Copy out all lines carrying the word "total".

(Data records)
╭──

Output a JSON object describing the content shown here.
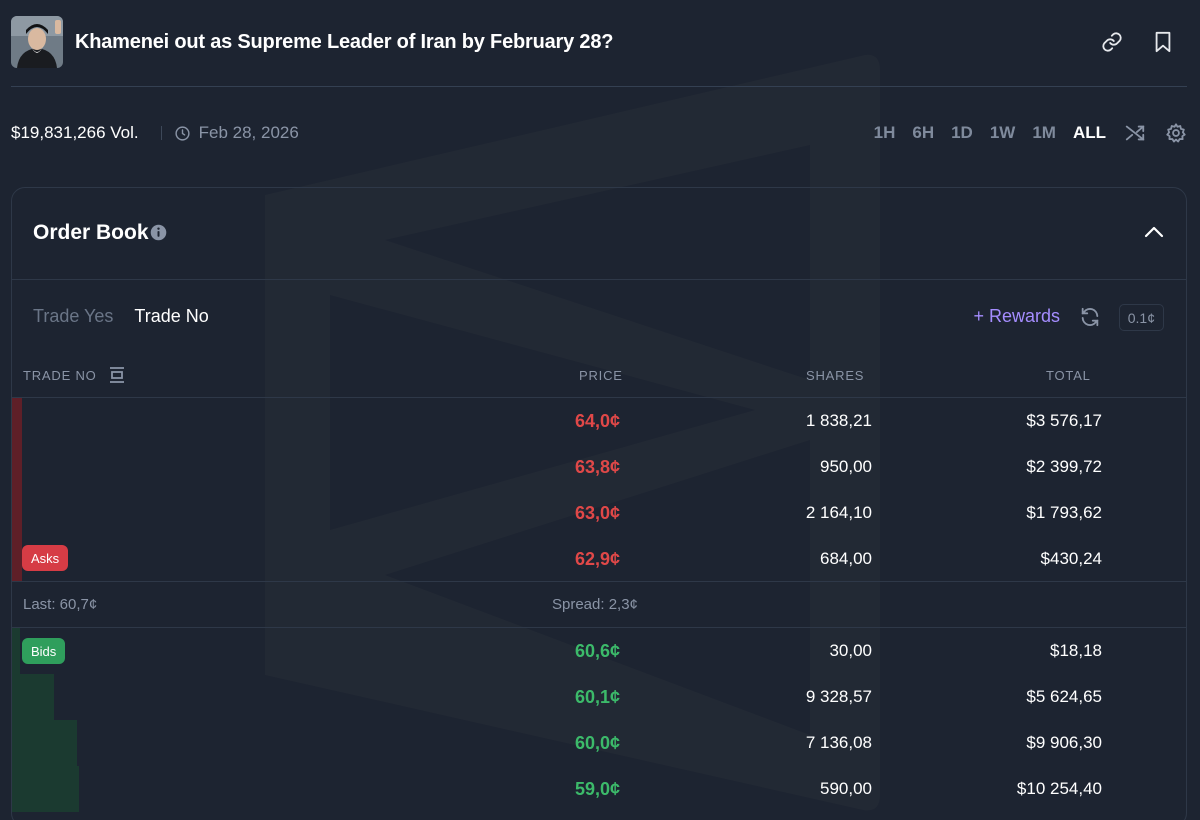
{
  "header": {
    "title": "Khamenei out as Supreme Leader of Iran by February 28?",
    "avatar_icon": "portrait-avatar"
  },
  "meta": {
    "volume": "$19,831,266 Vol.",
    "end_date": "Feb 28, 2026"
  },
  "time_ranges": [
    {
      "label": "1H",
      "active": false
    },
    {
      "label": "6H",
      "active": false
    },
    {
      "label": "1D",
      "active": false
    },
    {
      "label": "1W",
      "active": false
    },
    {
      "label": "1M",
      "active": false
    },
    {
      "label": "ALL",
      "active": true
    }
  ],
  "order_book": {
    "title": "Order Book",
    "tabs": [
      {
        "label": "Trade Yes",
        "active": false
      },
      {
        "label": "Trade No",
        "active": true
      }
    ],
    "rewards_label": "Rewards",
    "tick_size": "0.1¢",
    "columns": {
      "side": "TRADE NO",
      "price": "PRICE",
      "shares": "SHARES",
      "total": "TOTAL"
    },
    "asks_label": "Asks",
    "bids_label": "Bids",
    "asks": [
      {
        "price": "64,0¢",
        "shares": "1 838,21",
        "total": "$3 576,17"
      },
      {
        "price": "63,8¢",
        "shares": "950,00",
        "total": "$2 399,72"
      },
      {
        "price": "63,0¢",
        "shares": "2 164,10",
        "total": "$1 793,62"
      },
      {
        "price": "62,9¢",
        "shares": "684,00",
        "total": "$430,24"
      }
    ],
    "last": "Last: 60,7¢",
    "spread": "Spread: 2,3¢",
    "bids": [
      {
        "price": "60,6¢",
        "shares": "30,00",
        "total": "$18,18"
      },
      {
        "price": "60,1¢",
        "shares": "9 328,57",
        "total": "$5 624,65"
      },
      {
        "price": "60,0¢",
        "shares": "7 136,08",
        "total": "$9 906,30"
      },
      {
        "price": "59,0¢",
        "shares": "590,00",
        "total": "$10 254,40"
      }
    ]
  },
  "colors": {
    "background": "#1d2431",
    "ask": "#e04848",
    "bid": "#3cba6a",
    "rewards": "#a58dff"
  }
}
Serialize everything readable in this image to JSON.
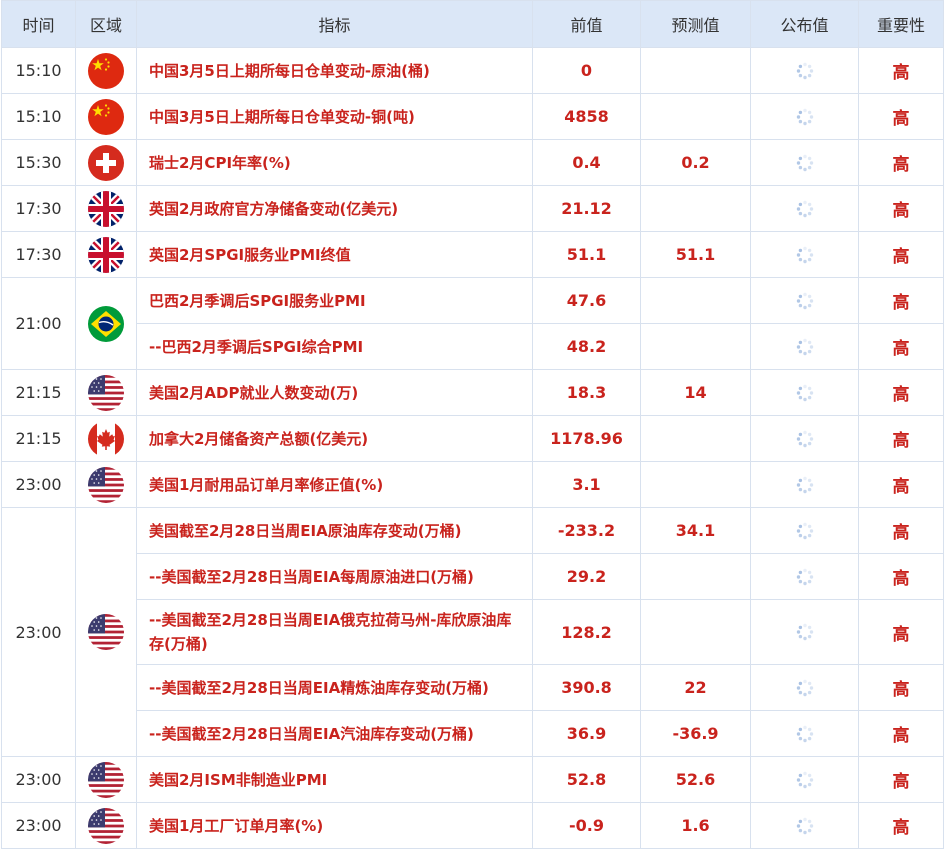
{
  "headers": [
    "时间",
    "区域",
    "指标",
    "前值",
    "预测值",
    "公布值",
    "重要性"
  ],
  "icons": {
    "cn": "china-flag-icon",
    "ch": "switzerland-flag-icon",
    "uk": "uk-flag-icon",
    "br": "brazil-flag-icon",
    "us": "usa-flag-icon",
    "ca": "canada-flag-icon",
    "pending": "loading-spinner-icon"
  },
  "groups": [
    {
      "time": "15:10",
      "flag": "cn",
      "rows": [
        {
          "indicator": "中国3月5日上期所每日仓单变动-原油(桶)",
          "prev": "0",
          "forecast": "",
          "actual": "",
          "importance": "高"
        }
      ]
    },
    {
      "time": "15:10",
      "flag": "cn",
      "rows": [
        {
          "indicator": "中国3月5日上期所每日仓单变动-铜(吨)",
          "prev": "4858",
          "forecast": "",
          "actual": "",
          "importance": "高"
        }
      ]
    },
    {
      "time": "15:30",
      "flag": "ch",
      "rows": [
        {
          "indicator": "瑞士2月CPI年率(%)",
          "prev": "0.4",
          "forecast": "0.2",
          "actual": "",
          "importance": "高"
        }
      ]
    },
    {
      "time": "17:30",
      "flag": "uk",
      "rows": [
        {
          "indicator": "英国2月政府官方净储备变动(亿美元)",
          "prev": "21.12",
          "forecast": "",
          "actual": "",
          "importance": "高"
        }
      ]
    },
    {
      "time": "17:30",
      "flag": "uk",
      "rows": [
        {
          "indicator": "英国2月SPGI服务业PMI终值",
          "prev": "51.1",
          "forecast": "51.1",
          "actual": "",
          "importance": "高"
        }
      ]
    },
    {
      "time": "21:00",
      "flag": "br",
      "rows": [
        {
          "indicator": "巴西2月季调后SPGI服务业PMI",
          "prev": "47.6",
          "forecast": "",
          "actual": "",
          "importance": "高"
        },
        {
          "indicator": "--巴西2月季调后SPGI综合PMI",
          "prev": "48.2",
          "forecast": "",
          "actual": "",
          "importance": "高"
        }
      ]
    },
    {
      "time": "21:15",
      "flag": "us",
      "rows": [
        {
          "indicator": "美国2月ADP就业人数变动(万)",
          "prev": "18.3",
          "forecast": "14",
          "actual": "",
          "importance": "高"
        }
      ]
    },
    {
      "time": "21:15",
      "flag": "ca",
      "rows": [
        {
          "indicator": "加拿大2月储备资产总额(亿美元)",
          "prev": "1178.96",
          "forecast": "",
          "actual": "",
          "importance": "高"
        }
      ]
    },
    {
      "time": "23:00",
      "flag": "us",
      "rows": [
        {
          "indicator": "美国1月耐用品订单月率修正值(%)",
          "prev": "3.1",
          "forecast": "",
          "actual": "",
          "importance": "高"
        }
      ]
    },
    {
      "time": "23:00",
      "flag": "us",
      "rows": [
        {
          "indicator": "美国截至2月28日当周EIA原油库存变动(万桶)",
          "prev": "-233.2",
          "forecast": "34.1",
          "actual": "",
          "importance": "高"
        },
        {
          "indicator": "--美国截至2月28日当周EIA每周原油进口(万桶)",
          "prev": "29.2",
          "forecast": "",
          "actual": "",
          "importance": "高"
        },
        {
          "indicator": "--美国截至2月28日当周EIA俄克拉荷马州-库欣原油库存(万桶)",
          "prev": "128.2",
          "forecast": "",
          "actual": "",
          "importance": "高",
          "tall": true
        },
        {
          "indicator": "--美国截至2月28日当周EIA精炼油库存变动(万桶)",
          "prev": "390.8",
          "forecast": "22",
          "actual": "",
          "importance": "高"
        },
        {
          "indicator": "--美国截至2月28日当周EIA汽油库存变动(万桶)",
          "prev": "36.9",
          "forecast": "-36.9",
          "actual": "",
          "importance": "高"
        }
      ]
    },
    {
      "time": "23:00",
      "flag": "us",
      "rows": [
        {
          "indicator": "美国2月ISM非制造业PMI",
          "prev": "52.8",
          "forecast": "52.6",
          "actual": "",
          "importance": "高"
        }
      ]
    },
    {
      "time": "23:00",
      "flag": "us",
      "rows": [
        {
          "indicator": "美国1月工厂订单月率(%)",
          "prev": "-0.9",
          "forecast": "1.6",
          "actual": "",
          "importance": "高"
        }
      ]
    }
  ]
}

╰──
╭──

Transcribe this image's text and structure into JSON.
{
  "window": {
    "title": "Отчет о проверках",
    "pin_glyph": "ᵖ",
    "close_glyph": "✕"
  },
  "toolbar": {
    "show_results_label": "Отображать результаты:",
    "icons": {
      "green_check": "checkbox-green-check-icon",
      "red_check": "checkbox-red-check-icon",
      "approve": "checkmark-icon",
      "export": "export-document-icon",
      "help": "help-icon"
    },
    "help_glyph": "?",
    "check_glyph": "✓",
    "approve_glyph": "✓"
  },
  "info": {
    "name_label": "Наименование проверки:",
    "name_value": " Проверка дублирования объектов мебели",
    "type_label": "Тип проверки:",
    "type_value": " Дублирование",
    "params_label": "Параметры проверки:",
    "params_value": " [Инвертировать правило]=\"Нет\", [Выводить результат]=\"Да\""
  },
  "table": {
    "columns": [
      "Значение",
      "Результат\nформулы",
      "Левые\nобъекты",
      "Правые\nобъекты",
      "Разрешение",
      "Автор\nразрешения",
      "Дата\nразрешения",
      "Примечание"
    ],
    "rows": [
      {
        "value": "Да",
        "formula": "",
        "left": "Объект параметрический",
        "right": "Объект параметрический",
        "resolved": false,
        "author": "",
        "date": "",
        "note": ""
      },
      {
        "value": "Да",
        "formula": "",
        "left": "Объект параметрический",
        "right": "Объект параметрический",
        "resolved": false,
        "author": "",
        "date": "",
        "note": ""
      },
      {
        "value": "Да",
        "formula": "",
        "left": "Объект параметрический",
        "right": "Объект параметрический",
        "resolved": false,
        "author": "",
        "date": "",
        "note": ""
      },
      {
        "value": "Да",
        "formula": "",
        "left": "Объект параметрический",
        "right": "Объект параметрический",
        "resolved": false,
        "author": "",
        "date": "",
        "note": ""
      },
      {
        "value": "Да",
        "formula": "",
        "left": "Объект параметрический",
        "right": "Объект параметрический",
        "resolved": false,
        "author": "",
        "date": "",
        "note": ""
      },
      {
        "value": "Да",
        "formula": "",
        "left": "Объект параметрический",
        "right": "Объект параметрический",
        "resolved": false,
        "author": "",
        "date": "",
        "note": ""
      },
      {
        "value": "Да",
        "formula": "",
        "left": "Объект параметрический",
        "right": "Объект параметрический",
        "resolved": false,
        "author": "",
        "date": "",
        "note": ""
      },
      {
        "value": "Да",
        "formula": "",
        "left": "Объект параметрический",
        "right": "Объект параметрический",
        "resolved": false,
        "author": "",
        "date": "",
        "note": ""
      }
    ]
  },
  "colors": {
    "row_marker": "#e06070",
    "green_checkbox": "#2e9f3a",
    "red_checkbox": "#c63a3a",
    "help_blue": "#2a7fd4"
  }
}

╰──

[RESULT OF THIS TASK]
      "total": "TOTAL"
        "total": "$3 576,17"
        "total": "$2 399,72"
        "total": "$1 793,62"
        "total": "$430,24"
        "total": "$18,18"
        "total": "$5 624,65"
        "total": "$9 906,30"
        "total": "$10 254,40"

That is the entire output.